■ What you should do
How many of the lines here include "this"? Answer with a single number.

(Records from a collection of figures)
---

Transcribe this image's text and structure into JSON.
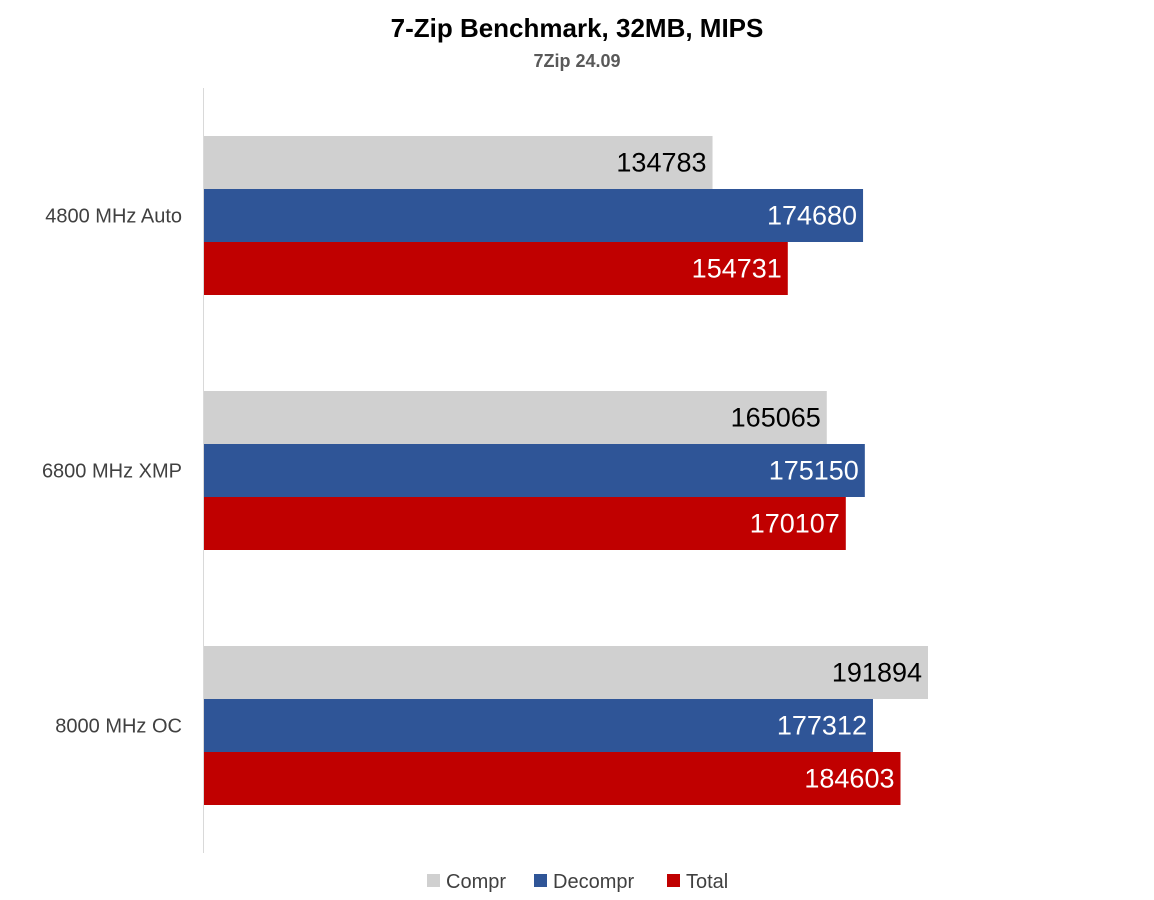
{
  "chart_data": {
    "type": "bar",
    "orientation": "horizontal",
    "title": "7-Zip Benchmark, 32MB, MIPS",
    "subtitle": "7Zip 24.09",
    "categories": [
      "4800 MHz Auto",
      "6800 MHz XMP",
      "8000 MHz OC"
    ],
    "series": [
      {
        "name": "Compr",
        "color": "#d0d0d0",
        "label_color": "#000000",
        "values": [
          134783,
          165065,
          191894
        ]
      },
      {
        "name": "Decompr",
        "color": "#2f5597",
        "label_color": "#ffffff",
        "values": [
          174680,
          175150,
          177312
        ]
      },
      {
        "name": "Total",
        "color": "#c00000",
        "label_color": "#ffffff",
        "values": [
          154731,
          170107,
          184603
        ]
      }
    ],
    "xlim": [
      0,
      200000
    ],
    "grid": false,
    "data_labels": true,
    "legend_position": "bottom"
  }
}
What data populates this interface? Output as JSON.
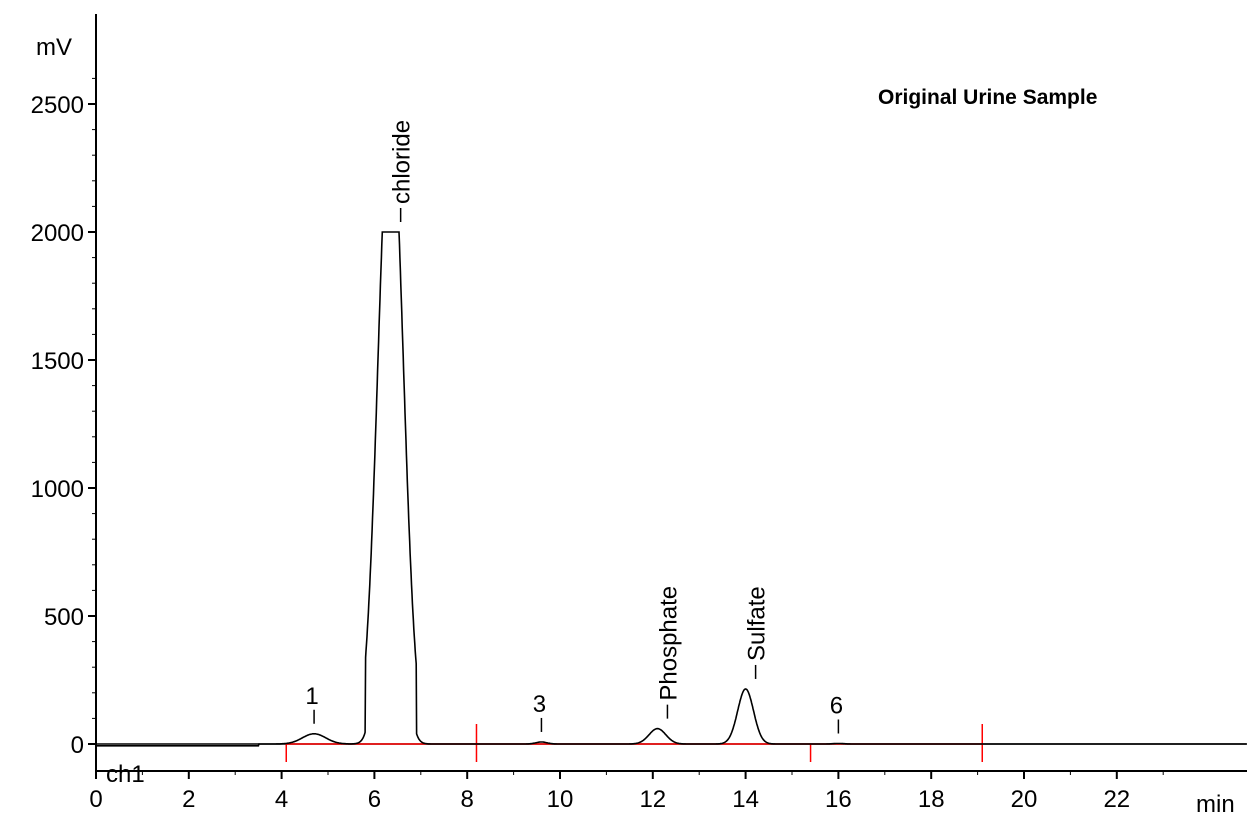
{
  "chart_data": {
    "type": "line",
    "title": "Original Urine Sample",
    "xlabel": "min",
    "ylabel": "mV",
    "channel_label": "ch1",
    "xlim": [
      0,
      24.8
    ],
    "ylim": [
      -100,
      2750
    ],
    "x_ticks": [
      0,
      2,
      4,
      6,
      8,
      10,
      12,
      14,
      16,
      18,
      20,
      22
    ],
    "y_ticks": [
      0,
      500,
      1000,
      1500,
      2000,
      2500
    ],
    "grid": false,
    "colors": {
      "trace": "#000000",
      "baseline": "#ff0000",
      "axis": "#000000"
    },
    "peaks": [
      {
        "label": "1",
        "time": 4.7,
        "height": 40,
        "width": 0.25
      },
      {
        "label": "chloride",
        "time": 6.35,
        "height": 2000,
        "width": 0.2,
        "saturated": true
      },
      {
        "label": "3",
        "time": 9.6,
        "height": 8,
        "width": 0.12
      },
      {
        "label": "Phosphate",
        "time": 12.1,
        "height": 60,
        "width": 0.18
      },
      {
        "label": "Sulfate",
        "time": 14.0,
        "height": 215,
        "width": 0.17
      },
      {
        "label": "6",
        "time": 16.0,
        "height": 2,
        "width": 0.12
      }
    ],
    "integration_baseline": {
      "start": 4.1,
      "end": 19.1,
      "markers": [
        4.1,
        8.2,
        15.4,
        19.1
      ]
    },
    "pre_injection_level": -7,
    "pre_injection_end": 3.5
  }
}
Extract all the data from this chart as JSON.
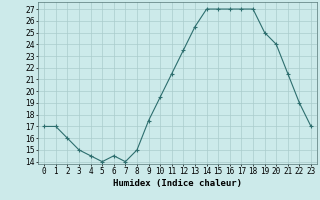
{
  "x": [
    0,
    1,
    2,
    3,
    4,
    5,
    6,
    7,
    8,
    9,
    10,
    11,
    12,
    13,
    14,
    15,
    16,
    17,
    18,
    19,
    20,
    21,
    22,
    23
  ],
  "y": [
    17,
    17,
    16,
    15,
    14.5,
    14,
    14.5,
    14,
    15,
    17.5,
    19.5,
    21.5,
    23.5,
    25.5,
    27,
    27,
    27,
    27,
    27,
    25,
    24,
    21.5,
    19,
    17
  ],
  "line_color": "#2d6e6e",
  "marker": "+",
  "marker_color": "#2d6e6e",
  "bg_color": "#cceaea",
  "grid_color": "#aacccc",
  "xlabel": "Humidex (Indice chaleur)",
  "ylabel": "",
  "xlim": [
    -0.5,
    23.5
  ],
  "ylim": [
    13.8,
    27.6
  ],
  "yticks": [
    14,
    15,
    16,
    17,
    18,
    19,
    20,
    21,
    22,
    23,
    24,
    25,
    26,
    27
  ],
  "xtick_labels": [
    "0",
    "1",
    "2",
    "3",
    "4",
    "5",
    "6",
    "7",
    "8",
    "9",
    "10",
    "11",
    "12",
    "13",
    "14",
    "15",
    "16",
    "17",
    "18",
    "19",
    "20",
    "21",
    "22",
    "23"
  ],
  "label_fontsize": 6.5,
  "tick_fontsize": 5.5
}
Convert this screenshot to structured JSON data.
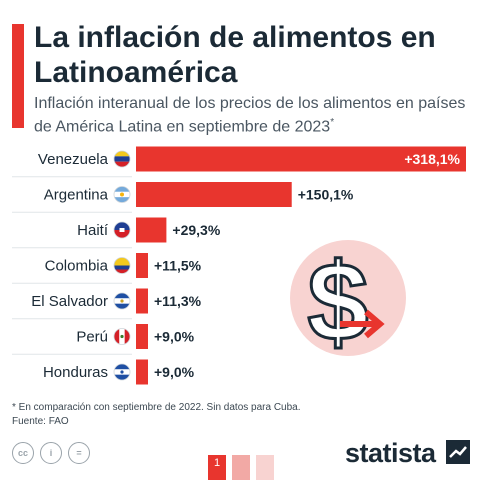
{
  "header": {
    "title": "La inflación de alimentos en Latinoamérica",
    "subtitle": "Inflación interanual de los precios de los alimentos en países de América Latina en septiembre de 2023",
    "subtitle_mark": "*"
  },
  "chart_data": {
    "type": "bar",
    "orientation": "horizontal",
    "title": "",
    "categories": [
      "Venezuela",
      "Argentina",
      "Haití",
      "Colombia",
      "El Salvador",
      "Perú",
      "Honduras"
    ],
    "values": [
      318.1,
      150.1,
      29.3,
      11.5,
      11.3,
      9.0,
      9.0
    ],
    "value_labels": [
      "+318,1%",
      "+150,1%",
      "+29,3%",
      "+11,5%",
      "+11,3%",
      "+9,0%",
      "+9,0%"
    ],
    "flags": [
      "venezuela-flag",
      "argentina-flag",
      "haiti-flag",
      "colombia-flag",
      "el-salvador-flag",
      "peru-flag",
      "honduras-flag"
    ],
    "bar_color": "#e8352e",
    "grid": false,
    "xlim": [
      0,
      318.1
    ]
  },
  "illustration": {
    "icon": "dollar-arrow-icon"
  },
  "footer": {
    "note": "* En comparación con septiembre de 2022. Sin datos para Cuba.",
    "source": "Fuente: FAO",
    "brand": "statista",
    "page_tab": "1",
    "license_icons": [
      "cc",
      "i",
      "="
    ]
  },
  "colors": {
    "accent": "#e8352e",
    "text": "#1b2a36",
    "circle": "#f8d3d1"
  }
}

---

■ Result
4